Copy out all lines in the data below containing the string "accel".

— start Given entries —

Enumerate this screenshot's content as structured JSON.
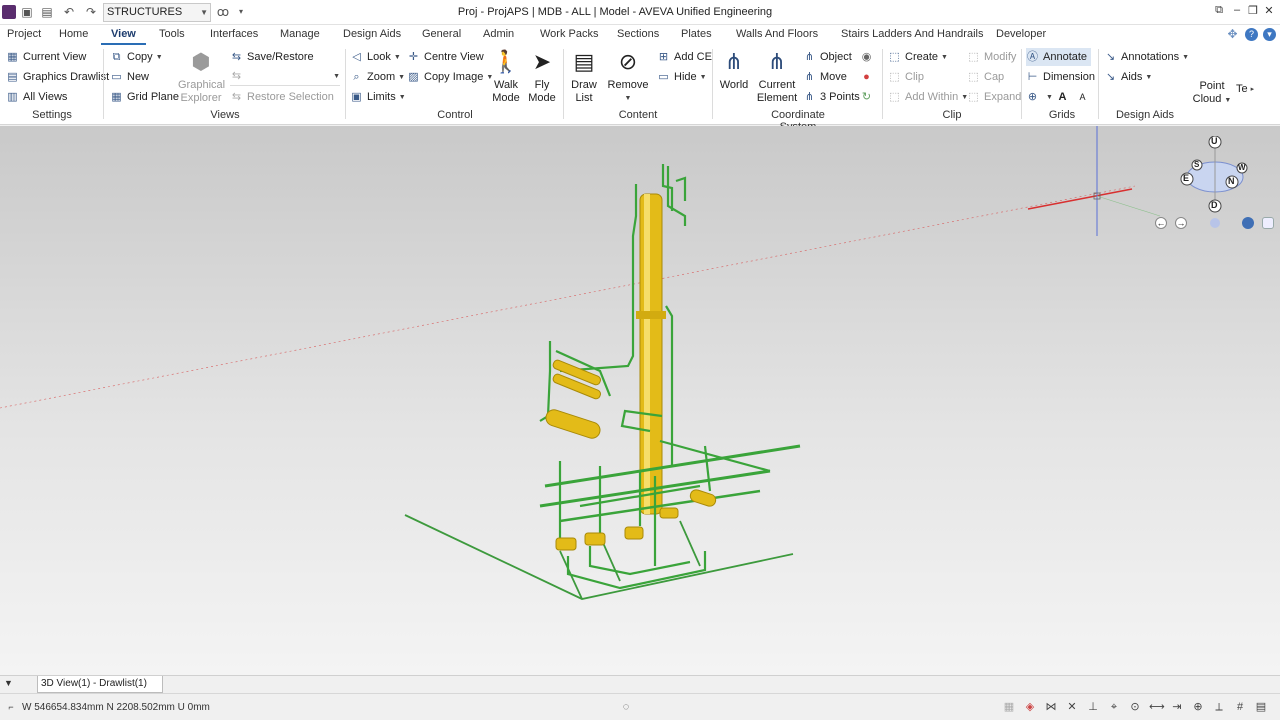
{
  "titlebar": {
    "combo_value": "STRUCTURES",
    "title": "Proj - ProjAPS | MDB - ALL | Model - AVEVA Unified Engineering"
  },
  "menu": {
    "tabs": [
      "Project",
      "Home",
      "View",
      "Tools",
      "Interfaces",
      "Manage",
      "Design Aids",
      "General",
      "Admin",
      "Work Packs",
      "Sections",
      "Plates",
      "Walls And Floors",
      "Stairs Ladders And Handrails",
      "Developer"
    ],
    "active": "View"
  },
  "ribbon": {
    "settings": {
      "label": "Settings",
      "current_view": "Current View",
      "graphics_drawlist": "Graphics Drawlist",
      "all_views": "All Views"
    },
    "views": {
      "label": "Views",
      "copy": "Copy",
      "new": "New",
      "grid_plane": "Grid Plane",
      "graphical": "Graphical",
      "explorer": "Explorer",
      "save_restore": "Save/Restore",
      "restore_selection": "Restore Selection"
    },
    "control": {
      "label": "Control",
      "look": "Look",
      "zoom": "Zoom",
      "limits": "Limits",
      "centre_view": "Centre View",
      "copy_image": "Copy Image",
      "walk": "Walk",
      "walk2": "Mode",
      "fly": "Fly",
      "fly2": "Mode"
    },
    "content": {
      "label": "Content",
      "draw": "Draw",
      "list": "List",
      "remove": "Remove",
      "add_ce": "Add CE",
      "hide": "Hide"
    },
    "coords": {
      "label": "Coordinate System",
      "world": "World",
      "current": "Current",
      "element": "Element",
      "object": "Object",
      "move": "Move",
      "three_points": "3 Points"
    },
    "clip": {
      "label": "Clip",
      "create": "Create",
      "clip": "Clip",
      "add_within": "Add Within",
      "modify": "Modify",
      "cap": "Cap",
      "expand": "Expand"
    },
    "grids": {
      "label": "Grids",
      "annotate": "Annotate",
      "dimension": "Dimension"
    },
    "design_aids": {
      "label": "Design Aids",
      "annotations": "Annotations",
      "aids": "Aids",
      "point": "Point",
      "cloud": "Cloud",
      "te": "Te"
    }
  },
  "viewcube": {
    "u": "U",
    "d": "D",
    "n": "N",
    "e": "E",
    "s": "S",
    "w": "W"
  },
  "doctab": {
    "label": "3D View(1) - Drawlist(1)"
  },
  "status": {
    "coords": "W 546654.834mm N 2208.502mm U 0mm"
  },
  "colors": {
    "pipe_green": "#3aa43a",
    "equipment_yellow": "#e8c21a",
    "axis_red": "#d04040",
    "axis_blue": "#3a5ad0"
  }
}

— end Given entries —
— start Given entries —

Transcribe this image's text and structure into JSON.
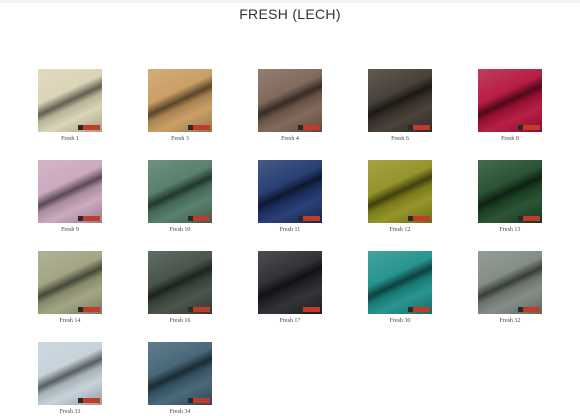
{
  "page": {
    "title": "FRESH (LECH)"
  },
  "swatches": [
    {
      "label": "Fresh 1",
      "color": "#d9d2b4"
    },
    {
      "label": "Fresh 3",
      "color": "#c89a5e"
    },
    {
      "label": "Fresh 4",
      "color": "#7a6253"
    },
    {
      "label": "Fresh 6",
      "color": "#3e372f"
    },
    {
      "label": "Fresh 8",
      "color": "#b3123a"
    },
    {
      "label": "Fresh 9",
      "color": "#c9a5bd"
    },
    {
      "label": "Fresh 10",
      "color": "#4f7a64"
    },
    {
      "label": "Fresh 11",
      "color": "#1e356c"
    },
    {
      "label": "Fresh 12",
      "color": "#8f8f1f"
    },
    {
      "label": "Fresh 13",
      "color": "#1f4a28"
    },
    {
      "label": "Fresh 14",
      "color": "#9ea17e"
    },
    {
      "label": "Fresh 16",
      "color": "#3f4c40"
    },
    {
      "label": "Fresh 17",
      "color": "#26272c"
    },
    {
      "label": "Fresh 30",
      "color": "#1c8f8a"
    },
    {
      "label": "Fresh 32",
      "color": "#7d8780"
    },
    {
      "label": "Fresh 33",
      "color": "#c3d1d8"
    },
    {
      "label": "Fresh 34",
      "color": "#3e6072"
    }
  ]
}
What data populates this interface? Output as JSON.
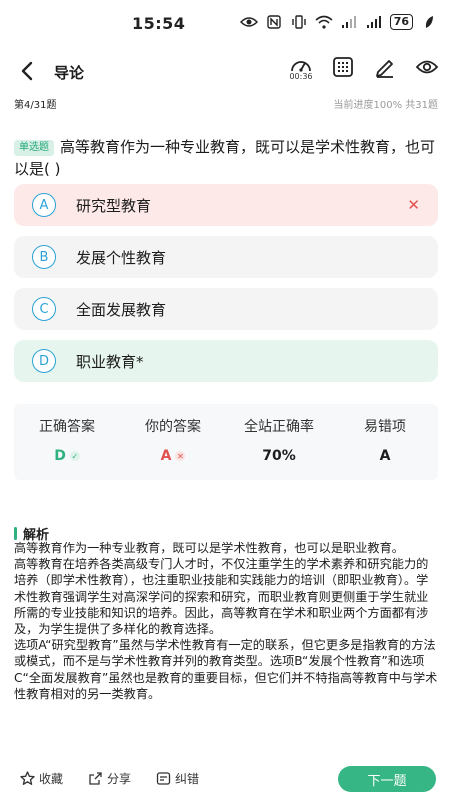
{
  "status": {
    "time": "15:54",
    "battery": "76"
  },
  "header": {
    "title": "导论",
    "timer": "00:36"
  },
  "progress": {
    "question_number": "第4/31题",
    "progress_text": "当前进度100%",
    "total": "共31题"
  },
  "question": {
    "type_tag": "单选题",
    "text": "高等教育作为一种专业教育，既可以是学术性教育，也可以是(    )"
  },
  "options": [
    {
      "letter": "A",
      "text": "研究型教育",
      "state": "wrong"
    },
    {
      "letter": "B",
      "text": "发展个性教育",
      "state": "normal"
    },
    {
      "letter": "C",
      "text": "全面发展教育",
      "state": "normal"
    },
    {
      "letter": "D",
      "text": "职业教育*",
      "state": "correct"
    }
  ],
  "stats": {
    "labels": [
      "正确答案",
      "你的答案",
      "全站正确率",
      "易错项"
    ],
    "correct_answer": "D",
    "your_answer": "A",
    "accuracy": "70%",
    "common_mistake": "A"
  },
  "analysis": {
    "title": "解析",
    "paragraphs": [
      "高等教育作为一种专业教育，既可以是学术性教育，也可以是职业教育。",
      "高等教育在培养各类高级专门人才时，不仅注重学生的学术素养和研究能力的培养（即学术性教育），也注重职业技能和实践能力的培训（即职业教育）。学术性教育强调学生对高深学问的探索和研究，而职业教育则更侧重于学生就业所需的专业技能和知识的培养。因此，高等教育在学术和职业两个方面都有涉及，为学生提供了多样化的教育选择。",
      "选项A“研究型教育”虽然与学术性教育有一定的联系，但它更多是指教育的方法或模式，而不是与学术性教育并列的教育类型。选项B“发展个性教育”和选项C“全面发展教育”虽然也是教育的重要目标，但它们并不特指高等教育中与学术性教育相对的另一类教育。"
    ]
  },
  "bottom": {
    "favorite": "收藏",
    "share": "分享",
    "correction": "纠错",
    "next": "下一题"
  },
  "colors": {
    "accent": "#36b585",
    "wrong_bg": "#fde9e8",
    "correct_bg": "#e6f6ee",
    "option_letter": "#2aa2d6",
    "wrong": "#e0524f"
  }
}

— end Given entries —
— start Given entries —

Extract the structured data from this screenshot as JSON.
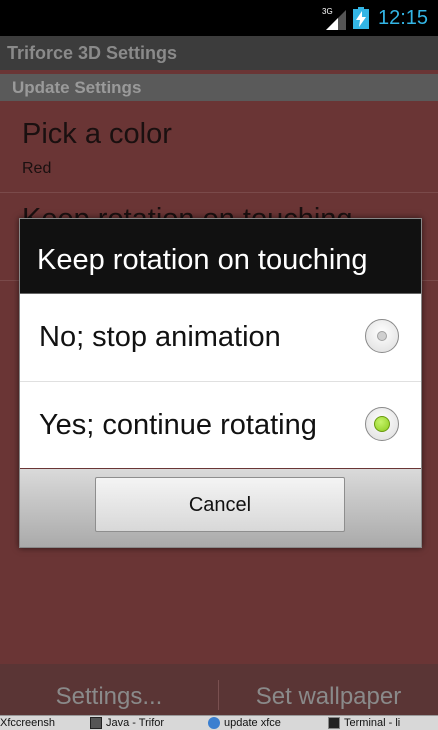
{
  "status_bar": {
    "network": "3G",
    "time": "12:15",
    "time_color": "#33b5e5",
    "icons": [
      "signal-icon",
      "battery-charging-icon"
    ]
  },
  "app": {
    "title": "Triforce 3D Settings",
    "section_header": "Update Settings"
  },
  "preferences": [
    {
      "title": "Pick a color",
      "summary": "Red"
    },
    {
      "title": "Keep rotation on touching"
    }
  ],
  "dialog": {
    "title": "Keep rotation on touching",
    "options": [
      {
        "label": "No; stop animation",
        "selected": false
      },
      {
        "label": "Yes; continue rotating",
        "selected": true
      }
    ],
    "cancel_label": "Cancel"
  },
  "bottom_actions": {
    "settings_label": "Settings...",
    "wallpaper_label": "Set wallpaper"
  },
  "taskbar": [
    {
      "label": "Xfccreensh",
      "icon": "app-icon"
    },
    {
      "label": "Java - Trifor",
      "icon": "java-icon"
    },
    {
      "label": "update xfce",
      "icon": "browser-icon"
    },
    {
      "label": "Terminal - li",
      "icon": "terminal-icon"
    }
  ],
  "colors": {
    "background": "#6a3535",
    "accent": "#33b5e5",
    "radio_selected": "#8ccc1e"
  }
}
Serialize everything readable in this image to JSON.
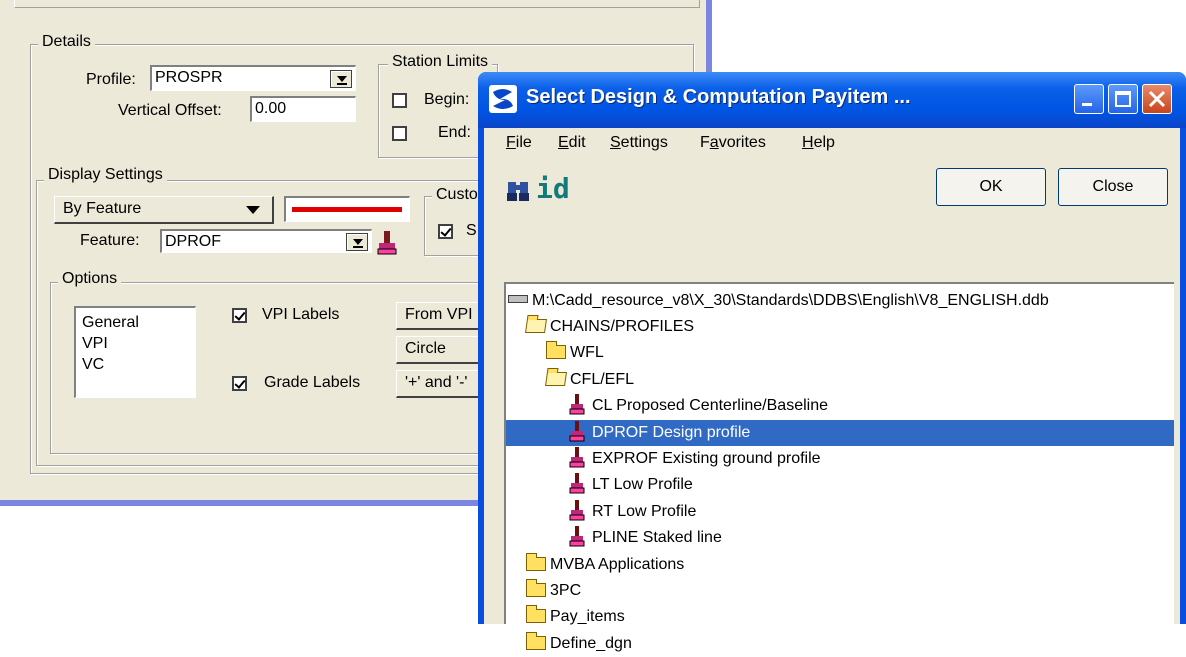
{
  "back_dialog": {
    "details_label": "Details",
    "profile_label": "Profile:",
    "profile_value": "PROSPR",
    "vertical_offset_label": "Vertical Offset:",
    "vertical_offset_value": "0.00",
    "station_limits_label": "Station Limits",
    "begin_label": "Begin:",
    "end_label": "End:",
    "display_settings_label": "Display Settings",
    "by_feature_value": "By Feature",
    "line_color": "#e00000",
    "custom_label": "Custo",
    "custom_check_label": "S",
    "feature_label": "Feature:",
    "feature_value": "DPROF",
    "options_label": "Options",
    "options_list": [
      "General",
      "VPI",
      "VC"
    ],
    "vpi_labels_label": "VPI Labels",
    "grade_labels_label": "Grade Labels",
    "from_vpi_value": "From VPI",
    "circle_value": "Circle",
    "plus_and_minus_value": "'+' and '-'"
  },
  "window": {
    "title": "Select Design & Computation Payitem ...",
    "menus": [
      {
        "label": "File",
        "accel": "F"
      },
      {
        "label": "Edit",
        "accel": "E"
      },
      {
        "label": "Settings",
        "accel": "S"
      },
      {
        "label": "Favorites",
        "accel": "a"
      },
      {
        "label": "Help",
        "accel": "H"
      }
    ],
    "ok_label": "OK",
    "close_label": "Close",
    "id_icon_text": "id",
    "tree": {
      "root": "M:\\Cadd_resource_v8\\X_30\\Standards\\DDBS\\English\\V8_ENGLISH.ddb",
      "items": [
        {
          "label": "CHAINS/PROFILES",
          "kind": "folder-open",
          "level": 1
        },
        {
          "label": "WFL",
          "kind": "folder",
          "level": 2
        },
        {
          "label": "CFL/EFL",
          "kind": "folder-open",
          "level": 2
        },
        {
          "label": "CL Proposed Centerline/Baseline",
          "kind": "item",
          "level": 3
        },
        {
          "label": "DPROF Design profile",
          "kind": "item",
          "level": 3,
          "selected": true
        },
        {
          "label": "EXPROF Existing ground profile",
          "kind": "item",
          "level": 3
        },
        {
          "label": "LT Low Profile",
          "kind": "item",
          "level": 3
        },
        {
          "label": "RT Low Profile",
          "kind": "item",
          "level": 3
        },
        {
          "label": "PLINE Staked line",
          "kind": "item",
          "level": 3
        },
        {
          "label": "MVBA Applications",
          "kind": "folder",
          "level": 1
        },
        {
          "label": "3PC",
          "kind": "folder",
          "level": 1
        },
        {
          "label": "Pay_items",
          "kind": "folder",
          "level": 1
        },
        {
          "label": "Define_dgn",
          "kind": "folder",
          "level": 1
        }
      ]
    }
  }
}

— end Given entries —

Task answer =
        "accel": "F"
        "accel": "E"
        "accel": "S"
        "accel": "a"
        "accel": "H"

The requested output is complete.